-- Begin Raw records --

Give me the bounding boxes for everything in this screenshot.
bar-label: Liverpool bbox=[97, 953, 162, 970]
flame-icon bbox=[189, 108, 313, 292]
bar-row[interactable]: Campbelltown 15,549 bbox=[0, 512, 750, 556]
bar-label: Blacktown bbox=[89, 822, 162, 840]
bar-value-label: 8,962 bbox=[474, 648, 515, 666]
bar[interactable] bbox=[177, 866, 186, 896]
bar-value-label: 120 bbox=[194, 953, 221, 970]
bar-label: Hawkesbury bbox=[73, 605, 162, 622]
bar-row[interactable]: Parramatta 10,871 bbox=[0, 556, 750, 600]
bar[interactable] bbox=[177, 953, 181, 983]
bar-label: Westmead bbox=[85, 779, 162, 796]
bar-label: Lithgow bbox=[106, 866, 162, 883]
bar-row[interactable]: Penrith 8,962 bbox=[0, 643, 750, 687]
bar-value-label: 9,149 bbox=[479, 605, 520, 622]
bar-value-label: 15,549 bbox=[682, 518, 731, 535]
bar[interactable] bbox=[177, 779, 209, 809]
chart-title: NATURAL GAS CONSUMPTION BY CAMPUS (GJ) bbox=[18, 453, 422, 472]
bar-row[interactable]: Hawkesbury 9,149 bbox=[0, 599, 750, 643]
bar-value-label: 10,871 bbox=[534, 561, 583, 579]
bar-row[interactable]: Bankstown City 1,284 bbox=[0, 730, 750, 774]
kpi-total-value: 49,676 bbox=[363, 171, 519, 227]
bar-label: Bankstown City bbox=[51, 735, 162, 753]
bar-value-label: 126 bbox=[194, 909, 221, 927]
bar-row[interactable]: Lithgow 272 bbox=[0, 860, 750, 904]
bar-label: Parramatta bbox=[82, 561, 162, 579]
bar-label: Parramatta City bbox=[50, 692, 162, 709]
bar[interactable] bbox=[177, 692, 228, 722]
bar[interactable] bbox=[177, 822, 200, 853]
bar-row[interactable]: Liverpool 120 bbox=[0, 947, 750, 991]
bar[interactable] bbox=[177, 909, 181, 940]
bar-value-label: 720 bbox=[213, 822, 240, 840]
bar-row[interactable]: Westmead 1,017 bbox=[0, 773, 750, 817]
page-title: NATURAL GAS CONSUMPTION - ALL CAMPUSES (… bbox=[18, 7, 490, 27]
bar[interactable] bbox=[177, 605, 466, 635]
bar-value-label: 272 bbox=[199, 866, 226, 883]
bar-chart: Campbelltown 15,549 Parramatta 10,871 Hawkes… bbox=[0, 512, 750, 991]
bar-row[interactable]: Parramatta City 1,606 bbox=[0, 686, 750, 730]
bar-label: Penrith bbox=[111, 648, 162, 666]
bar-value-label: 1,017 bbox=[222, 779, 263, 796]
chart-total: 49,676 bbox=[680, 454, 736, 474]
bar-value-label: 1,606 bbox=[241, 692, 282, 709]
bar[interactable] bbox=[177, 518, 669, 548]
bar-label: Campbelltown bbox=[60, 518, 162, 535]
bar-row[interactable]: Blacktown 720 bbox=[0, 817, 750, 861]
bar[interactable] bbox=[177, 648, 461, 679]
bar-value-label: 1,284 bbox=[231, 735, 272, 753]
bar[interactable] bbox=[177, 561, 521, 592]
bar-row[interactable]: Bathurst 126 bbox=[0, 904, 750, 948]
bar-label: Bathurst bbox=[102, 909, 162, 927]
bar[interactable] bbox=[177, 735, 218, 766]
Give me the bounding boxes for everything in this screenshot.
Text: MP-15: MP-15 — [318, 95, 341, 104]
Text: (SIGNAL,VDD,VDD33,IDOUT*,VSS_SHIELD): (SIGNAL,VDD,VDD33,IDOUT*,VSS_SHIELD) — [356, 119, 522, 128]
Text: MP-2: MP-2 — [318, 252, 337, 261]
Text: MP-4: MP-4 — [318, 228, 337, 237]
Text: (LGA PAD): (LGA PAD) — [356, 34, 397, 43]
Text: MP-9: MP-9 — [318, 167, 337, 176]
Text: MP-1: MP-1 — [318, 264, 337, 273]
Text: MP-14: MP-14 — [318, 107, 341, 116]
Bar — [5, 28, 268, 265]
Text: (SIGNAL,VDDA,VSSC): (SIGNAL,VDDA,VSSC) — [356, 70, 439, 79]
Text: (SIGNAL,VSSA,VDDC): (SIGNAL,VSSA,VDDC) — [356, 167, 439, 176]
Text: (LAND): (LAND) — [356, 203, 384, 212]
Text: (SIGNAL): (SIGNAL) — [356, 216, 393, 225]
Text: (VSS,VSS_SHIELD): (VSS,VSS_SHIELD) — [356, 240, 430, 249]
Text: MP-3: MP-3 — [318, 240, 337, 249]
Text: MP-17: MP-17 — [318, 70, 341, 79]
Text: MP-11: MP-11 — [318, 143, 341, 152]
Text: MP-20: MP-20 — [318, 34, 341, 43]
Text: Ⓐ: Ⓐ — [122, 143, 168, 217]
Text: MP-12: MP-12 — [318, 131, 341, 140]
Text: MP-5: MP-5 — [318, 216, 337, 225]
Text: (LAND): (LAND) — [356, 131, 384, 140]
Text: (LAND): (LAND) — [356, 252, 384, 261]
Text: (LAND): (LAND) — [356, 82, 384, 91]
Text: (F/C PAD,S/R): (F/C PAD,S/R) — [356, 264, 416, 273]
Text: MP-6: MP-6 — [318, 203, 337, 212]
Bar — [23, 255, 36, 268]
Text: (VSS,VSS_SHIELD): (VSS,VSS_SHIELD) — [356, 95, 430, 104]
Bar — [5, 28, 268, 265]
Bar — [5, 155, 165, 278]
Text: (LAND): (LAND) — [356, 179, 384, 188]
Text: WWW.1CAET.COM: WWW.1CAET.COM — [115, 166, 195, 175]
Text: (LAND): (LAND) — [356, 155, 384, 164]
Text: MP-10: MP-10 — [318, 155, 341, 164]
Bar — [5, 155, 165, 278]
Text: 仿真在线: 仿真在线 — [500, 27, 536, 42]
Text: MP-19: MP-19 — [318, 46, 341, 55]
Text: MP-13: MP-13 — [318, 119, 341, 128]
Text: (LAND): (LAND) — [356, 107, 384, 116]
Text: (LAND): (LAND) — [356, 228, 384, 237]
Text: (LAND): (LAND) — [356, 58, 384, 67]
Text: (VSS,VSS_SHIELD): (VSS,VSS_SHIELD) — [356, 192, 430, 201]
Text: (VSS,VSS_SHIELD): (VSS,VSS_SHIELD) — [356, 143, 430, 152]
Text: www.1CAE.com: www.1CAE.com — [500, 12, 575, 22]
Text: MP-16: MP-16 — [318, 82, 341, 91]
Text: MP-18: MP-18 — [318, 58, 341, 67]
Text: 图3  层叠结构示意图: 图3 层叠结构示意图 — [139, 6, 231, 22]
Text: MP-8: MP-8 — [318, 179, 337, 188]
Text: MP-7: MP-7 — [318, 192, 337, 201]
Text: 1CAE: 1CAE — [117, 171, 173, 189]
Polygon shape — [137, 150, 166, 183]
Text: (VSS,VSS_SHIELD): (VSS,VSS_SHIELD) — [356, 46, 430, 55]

-- End Raw records --

Problem requirements =>
Please copy every line of the records above word for word, keeping each line as it stands.

Response to this exercise =>
Give me the bounding boxes for everything in this screenshot.
bar-label: Liverpool bbox=[97, 953, 162, 970]
flame-icon bbox=[189, 108, 313, 292]
bar-row[interactable]: Campbelltown 15,549 bbox=[0, 512, 750, 556]
bar-label: Blacktown bbox=[89, 822, 162, 840]
bar-value-label: 8,962 bbox=[474, 648, 515, 666]
bar[interactable] bbox=[177, 866, 186, 896]
bar-value-label: 120 bbox=[194, 953, 221, 970]
bar-label: Hawkesbury bbox=[73, 605, 162, 622]
bar-row[interactable]: Parramatta 10,871 bbox=[0, 556, 750, 600]
bar[interactable] bbox=[177, 953, 181, 983]
bar-label: Westmead bbox=[85, 779, 162, 796]
bar-label: Lithgow bbox=[106, 866, 162, 883]
bar-row[interactable]: Penrith 8,962 bbox=[0, 643, 750, 687]
bar-value-label: 9,149 bbox=[479, 605, 520, 622]
bar-value-label: 15,549 bbox=[682, 518, 731, 535]
bar[interactable] bbox=[177, 779, 209, 809]
chart-title: NATURAL GAS CONSUMPTION BY CAMPUS (GJ) bbox=[18, 453, 422, 472]
bar-row[interactable]: Hawkesbury 9,149 bbox=[0, 599, 750, 643]
bar-value-label: 10,871 bbox=[534, 561, 583, 579]
bar-row[interactable]: Bankstown City 1,284 bbox=[0, 730, 750, 774]
kpi-total-value: 49,676 bbox=[363, 171, 519, 227]
bar-label: Bankstown City bbox=[51, 735, 162, 753]
bar-value-label: 126 bbox=[194, 909, 221, 927]
bar-row[interactable]: Lithgow 272 bbox=[0, 860, 750, 904]
bar-label: Parramatta bbox=[82, 561, 162, 579]
bar-label: Parramatta City bbox=[50, 692, 162, 709]
bar[interactable] bbox=[177, 692, 228, 722]
bar[interactable] bbox=[177, 822, 200, 853]
bar-row[interactable]: Liverpool 120 bbox=[0, 947, 750, 991]
bar[interactable] bbox=[177, 909, 181, 940]
bar-value-label: 720 bbox=[213, 822, 240, 840]
bar-row[interactable]: Westmead 1,017 bbox=[0, 773, 750, 817]
page-title: NATURAL GAS CONSUMPTION - ALL CAMPUSES (… bbox=[18, 7, 490, 27]
bar[interactable] bbox=[177, 605, 466, 635]
bar-value-label: 272 bbox=[199, 866, 226, 883]
bar-chart: Campbelltown 15,549 Parramatta 10,871 Hawkes… bbox=[0, 512, 750, 991]
bar-row[interactable]: Parramatta City 1,606 bbox=[0, 686, 750, 730]
bar-label: Penrith bbox=[111, 648, 162, 666]
bar-value-label: 1,017 bbox=[222, 779, 263, 796]
chart-total: 49,676 bbox=[680, 454, 736, 474]
bar-value-label: 1,606 bbox=[241, 692, 282, 709]
bar[interactable] bbox=[177, 518, 669, 548]
bar-label: Campbelltown bbox=[60, 518, 162, 535]
bar-row[interactable]: Blacktown 720 bbox=[0, 817, 750, 861]
bar[interactable] bbox=[177, 648, 461, 679]
bar-value-label: 1,284 bbox=[231, 735, 272, 753]
bar[interactable] bbox=[177, 561, 521, 592]
bar-row[interactable]: Bathurst 126 bbox=[0, 904, 750, 948]
bar-label: Bathurst bbox=[102, 909, 162, 927]
bar[interactable] bbox=[177, 735, 218, 766]
Give me the bounding boxes for everything in this screenshot.
Text: MP-15: MP-15 — [318, 95, 341, 104]
Text: (SIGNAL,VDD,VDD33,IDOUT*,VSS_SHIELD): (SIGNAL,VDD,VDD33,IDOUT*,VSS_SHIELD) — [356, 119, 522, 128]
Text: MP-2: MP-2 — [318, 252, 337, 261]
Text: MP-4: MP-4 — [318, 228, 337, 237]
Text: (LGA PAD): (LGA PAD) — [356, 34, 397, 43]
Text: MP-9: MP-9 — [318, 167, 337, 176]
Text: MP-1: MP-1 — [318, 264, 337, 273]
Text: MP-14: MP-14 — [318, 107, 341, 116]
Bar — [5, 28, 268, 265]
Text: (SIGNAL,VDDA,VSSC): (SIGNAL,VDDA,VSSC) — [356, 70, 439, 79]
Text: (SIGNAL,VSSA,VDDC): (SIGNAL,VSSA,VDDC) — [356, 167, 439, 176]
Text: (LAND): (LAND) — [356, 203, 384, 212]
Text: (SIGNAL): (SIGNAL) — [356, 216, 393, 225]
Text: (VSS,VSS_SHIELD): (VSS,VSS_SHIELD) — [356, 240, 430, 249]
Text: MP-3: MP-3 — [318, 240, 337, 249]
Text: MP-17: MP-17 — [318, 70, 341, 79]
Text: MP-11: MP-11 — [318, 143, 341, 152]
Text: MP-20: MP-20 — [318, 34, 341, 43]
Text: Ⓐ: Ⓐ — [122, 143, 168, 217]
Text: MP-12: MP-12 — [318, 131, 341, 140]
Text: MP-5: MP-5 — [318, 216, 337, 225]
Text: (LAND): (LAND) — [356, 131, 384, 140]
Text: (LAND): (LAND) — [356, 252, 384, 261]
Text: (LAND): (LAND) — [356, 82, 384, 91]
Text: (F/C PAD,S/R): (F/C PAD,S/R) — [356, 264, 416, 273]
Text: MP-6: MP-6 — [318, 203, 337, 212]
Bar — [23, 255, 36, 268]
Text: (VSS,VSS_SHIELD): (VSS,VSS_SHIELD) — [356, 95, 430, 104]
Bar — [5, 28, 268, 265]
Bar — [5, 155, 165, 278]
Text: (LAND): (LAND) — [356, 179, 384, 188]
Text: WWW.1CAET.COM: WWW.1CAET.COM — [115, 166, 195, 175]
Text: (LAND): (LAND) — [356, 155, 384, 164]
Text: MP-10: MP-10 — [318, 155, 341, 164]
Bar — [5, 155, 165, 278]
Text: 仿真在线: 仿真在线 — [500, 27, 536, 42]
Text: MP-19: MP-19 — [318, 46, 341, 55]
Text: MP-13: MP-13 — [318, 119, 341, 128]
Text: (LAND): (LAND) — [356, 107, 384, 116]
Text: (LAND): (LAND) — [356, 228, 384, 237]
Text: (LAND): (LAND) — [356, 58, 384, 67]
Text: (VSS,VSS_SHIELD): (VSS,VSS_SHIELD) — [356, 192, 430, 201]
Text: (VSS,VSS_SHIELD): (VSS,VSS_SHIELD) — [356, 143, 430, 152]
Text: www.1CAE.com: www.1CAE.com — [500, 12, 575, 22]
Text: MP-16: MP-16 — [318, 82, 341, 91]
Text: MP-18: MP-18 — [318, 58, 341, 67]
Text: 图3  层叠结构示意图: 图3 层叠结构示意图 — [139, 6, 231, 22]
Text: MP-8: MP-8 — [318, 179, 337, 188]
Text: MP-7: MP-7 — [318, 192, 337, 201]
Text: 1CAE: 1CAE — [117, 171, 173, 189]
Polygon shape — [137, 150, 166, 183]
Text: (VSS,VSS_SHIELD): (VSS,VSS_SHIELD) — [356, 46, 430, 55]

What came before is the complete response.